**TASK DETAILS:** Take the listing and print it in full, exactly as given.

[Excerpt from a dataset]
= = = = = = =
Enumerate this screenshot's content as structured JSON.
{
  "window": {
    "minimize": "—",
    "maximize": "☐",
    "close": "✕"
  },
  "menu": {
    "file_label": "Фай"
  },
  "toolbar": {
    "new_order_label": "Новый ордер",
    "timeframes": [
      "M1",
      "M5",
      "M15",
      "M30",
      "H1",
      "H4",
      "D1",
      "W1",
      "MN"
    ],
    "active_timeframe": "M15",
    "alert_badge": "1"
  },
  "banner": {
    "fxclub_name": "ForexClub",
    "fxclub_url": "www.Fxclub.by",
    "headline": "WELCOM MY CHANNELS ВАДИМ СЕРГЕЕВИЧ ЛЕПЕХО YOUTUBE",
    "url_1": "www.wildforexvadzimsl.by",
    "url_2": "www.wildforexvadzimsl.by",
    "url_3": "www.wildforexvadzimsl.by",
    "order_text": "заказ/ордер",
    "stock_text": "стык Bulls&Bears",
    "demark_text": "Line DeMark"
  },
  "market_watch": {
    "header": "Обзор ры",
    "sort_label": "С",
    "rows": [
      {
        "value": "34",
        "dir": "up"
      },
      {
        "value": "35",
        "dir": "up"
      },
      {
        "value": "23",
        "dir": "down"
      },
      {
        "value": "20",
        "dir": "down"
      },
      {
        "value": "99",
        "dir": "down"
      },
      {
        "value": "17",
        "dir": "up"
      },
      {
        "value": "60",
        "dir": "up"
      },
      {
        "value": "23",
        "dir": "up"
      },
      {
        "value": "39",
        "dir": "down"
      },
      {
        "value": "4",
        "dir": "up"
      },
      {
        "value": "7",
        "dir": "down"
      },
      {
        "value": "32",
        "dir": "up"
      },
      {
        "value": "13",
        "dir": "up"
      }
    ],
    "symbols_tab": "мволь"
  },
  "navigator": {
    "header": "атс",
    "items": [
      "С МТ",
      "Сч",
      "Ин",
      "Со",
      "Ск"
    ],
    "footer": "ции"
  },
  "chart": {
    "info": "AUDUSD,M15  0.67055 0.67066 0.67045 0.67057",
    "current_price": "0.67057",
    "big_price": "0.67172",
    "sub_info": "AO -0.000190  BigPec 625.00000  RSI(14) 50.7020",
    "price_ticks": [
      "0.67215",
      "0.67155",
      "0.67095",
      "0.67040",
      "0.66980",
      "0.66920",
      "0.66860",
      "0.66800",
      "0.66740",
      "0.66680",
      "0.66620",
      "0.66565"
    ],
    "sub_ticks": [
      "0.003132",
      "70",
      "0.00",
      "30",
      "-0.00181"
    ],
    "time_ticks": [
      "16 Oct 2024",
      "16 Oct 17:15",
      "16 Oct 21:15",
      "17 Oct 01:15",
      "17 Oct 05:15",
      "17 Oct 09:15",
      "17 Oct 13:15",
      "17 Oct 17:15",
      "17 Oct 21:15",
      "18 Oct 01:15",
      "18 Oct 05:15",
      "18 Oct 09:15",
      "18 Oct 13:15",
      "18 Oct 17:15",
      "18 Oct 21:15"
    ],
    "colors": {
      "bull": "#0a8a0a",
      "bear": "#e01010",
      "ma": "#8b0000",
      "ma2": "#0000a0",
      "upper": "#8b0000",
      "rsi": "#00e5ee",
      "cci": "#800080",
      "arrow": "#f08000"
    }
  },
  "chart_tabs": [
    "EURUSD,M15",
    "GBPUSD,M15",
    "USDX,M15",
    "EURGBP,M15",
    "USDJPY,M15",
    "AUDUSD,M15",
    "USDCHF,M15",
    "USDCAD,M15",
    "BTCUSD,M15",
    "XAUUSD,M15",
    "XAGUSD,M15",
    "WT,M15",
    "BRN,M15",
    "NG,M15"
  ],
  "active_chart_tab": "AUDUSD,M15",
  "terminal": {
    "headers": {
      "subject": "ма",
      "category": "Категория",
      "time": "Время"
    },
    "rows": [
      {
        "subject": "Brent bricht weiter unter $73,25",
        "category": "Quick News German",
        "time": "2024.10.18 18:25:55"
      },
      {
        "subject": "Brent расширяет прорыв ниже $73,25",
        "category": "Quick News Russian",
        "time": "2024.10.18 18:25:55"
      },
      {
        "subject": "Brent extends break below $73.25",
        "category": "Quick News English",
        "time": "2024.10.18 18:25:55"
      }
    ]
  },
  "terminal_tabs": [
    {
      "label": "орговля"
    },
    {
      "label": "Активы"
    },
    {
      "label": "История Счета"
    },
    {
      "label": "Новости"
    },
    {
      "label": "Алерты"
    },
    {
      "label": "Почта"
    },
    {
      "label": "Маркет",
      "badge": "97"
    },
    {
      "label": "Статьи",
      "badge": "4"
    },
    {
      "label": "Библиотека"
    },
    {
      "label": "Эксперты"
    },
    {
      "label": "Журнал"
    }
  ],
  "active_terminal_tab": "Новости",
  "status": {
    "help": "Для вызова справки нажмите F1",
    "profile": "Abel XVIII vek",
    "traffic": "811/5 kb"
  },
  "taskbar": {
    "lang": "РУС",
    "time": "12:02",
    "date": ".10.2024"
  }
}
= = = = = = =
**FINISHED ANSWER:**
Enumerate this screenshot's content as structured JSON.
{
  "window": {
    "minimize": "—",
    "maximize": "☐",
    "close": "✕"
  },
  "menu": {
    "file_label": "Фай"
  },
  "toolbar": {
    "new_order_label": "Новый ордер",
    "timeframes": [
      "M1",
      "M5",
      "M15",
      "M30",
      "H1",
      "H4",
      "D1",
      "W1",
      "MN"
    ],
    "active_timeframe": "M15",
    "alert_badge": "1"
  },
  "banner": {
    "fxclub_name": "ForexClub",
    "fxclub_url": "www.Fxclub.by",
    "headline": "WELCOM MY CHANNELS ВАДИМ СЕРГЕЕВИЧ ЛЕПЕХО YOUTUBE",
    "url_1": "www.wildforexvadzimsl.by",
    "url_2": "www.wildforexvadzimsl.by",
    "url_3": "www.wildforexvadzimsl.by",
    "order_text": "заказ/ордер",
    "stock_text": "стык Bulls&Bears",
    "demark_text": "Line DeMark"
  },
  "market_watch": {
    "header": "Обзор ры",
    "sort_label": "С",
    "rows": [
      {
        "value": "34",
        "dir": "up"
      },
      {
        "value": "35",
        "dir": "up"
      },
      {
        "value": "23",
        "dir": "down"
      },
      {
        "value": "20",
        "dir": "down"
      },
      {
        "value": "99",
        "dir": "down"
      },
      {
        "value": "17",
        "dir": "up"
      },
      {
        "value": "60",
        "dir": "up"
      },
      {
        "value": "23",
        "dir": "up"
      },
      {
        "value": "39",
        "dir": "down"
      },
      {
        "value": "4",
        "dir": "up"
      },
      {
        "value": "7",
        "dir": "down"
      },
      {
        "value": "32",
        "dir": "up"
      },
      {
        "value": "13",
        "dir": "up"
      }
    ],
    "symbols_tab": "мволь"
  },
  "navigator": {
    "header": "атс",
    "items": [
      "С МТ",
      "Сч",
      "Ин",
      "Со",
      "Ск"
    ],
    "footer": "ции"
  },
  "chart": {
    "info": "AUDUSD,M15  0.67055 0.67066 0.67045 0.67057",
    "current_price": "0.67057",
    "big_price": "0.67172",
    "sub_info": "AO -0.000190  BigPec 625.00000  RSI(14) 50.7020",
    "price_ticks": [
      "0.67215",
      "0.67155",
      "0.67095",
      "0.67040",
      "0.66980",
      "0.66920",
      "0.66860",
      "0.66800",
      "0.66740",
      "0.66680",
      "0.66620",
      "0.66565"
    ],
    "sub_ticks": [
      "0.003132",
      "70",
      "0.00",
      "30",
      "-0.00181"
    ],
    "time_ticks": [
      "16 Oct 2024",
      "16 Oct 17:15",
      "16 Oct 21:15",
      "17 Oct 01:15",
      "17 Oct 05:15",
      "17 Oct 09:15",
      "17 Oct 13:15",
      "17 Oct 17:15",
      "17 Oct 21:15",
      "18 Oct 01:15",
      "18 Oct 05:15",
      "18 Oct 09:15",
      "18 Oct 13:15",
      "18 Oct 17:15",
      "18 Oct 21:15"
    ],
    "colors": {
      "bull": "#0a8a0a",
      "bear": "#e01010",
      "ma": "#8b0000",
      "ma2": "#0000a0",
      "upper": "#8b0000",
      "rsi": "#00e5ee",
      "cci": "#800080",
      "arrow": "#f08000"
    }
  },
  "chart_tabs": [
    "EURUSD,M15",
    "GBPUSD,M15",
    "USDX,M15",
    "EURGBP,M15",
    "USDJPY,M15",
    "AUDUSD,M15",
    "USDCHF,M15",
    "USDCAD,M15",
    "BTCUSD,M15",
    "XAUUSD,M15",
    "XAGUSD,M15",
    "WT,M15",
    "BRN,M15",
    "NG,M15"
  ],
  "active_chart_tab": "AUDUSD,M15",
  "terminal": {
    "headers": {
      "subject": "ма",
      "category": "Категория",
      "time": "Время"
    },
    "rows": [
      {
        "subject": "Brent bricht weiter unter $73,25",
        "category": "Quick News German",
        "time": "2024.10.18 18:25:55"
      },
      {
        "subject": "Brent расширяет прорыв ниже $73,25",
        "category": "Quick News Russian",
        "time": "2024.10.18 18:25:55"
      },
      {
        "subject": "Brent extends break below $73.25",
        "category": "Quick News English",
        "time": "2024.10.18 18:25:55"
      }
    ]
  },
  "terminal_tabs": [
    {
      "label": "орговля"
    },
    {
      "label": "Активы"
    },
    {
      "label": "История Счета"
    },
    {
      "label": "Новости"
    },
    {
      "label": "Алерты"
    },
    {
      "label": "Почта"
    },
    {
      "label": "Маркет",
      "badge": "97"
    },
    {
      "label": "Статьи",
      "badge": "4"
    },
    {
      "label": "Библиотека"
    },
    {
      "label": "Эксперты"
    },
    {
      "label": "Журнал"
    }
  ],
  "active_terminal_tab": "Новости",
  "status": {
    "help": "Для вызова справки нажмите F1",
    "profile": "Abel XVIII vek",
    "traffic": "811/5 kb"
  },
  "taskbar": {
    "lang": "РУС",
    "time": "12:02",
    "date": ".10.2024"
  }
}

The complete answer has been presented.